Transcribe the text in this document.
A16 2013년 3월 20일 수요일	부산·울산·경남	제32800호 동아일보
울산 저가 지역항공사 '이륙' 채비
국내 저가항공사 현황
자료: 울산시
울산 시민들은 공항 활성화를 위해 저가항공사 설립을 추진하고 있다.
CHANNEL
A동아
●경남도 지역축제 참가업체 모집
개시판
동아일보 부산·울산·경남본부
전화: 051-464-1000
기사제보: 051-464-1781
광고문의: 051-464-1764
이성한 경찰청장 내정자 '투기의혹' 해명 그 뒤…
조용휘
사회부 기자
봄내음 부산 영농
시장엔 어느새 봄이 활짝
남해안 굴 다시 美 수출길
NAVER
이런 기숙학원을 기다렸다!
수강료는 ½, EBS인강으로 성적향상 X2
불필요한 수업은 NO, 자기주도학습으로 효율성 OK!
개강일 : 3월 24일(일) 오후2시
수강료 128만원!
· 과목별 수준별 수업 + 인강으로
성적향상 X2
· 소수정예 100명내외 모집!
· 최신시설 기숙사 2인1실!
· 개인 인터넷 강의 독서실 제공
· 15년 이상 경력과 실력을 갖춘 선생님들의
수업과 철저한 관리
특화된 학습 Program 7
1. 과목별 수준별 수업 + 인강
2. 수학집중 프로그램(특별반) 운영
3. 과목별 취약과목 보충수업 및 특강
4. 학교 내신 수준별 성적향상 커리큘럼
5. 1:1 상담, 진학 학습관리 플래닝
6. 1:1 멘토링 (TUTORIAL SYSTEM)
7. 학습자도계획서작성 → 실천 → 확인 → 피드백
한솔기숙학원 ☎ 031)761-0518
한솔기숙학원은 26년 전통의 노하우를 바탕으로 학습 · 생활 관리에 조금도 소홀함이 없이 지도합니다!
———
**What is expected**. Please quote the data above in full, with no line missing.

**Response below**.
Transcribe the text in this document.
A16 2013년 3월 20일 수요일	부산·울산·경남	제32800호 동아일보
울산 저가 지역항공사 '이륙' 채비
국내 저가항공사 현황
자료: 울산시
울산 시민들은 공항 활성화를 위해 저가항공사 설립을 추진하고 있다.
CHANNEL
A동아
●경남도 지역축제 참가업체 모집
개시판
동아일보 부산·울산·경남본부
전화: 051-464-1000
기사제보: 051-464-1781
광고문의: 051-464-1764
이성한 경찰청장 내정자 '투기의혹' 해명 그 뒤…
조용휘
사회부 기자
봄내음 부산 영농
시장엔 어느새 봄이 활짝
남해안 굴 다시 美 수출길
NAVER
이런 기숙학원을 기다렸다!
수강료는 ½, EBS인강으로 성적향상 X2
불필요한 수업은 NO, 자기주도학습으로 효율성 OK!
개강일 : 3월 24일(일) 오후2시
수강료 128만원!
· 과목별 수준별 수업 + 인강으로
성적향상 X2
· 소수정예 100명내외 모집!
· 최신시설 기숙사 2인1실!
· 개인 인터넷 강의 독서실 제공
· 15년 이상 경력과 실력을 갖춘 선생님들의
수업과 철저한 관리
특화된 학습 Program 7
1. 과목별 수준별 수업 + 인강
2. 수학집중 프로그램(특별반) 운영
3. 과목별 취약과목 보충수업 및 특강
4. 학교 내신 수준별 성적향상 커리큘럼
5. 1:1 상담, 진학 학습관리 플래닝
6. 1:1 멘토링 (TUTORIAL SYSTEM)
7. 학습자도계획서작성 → 실천 → 확인 → 피드백
한솔기숙학원 ☎ 031)761-0518
한솔기숙학원은 26년 전통의 노하우를 바탕으로 학습 · 생활 관리에 조금도 소홀함이 없이 지도합니다!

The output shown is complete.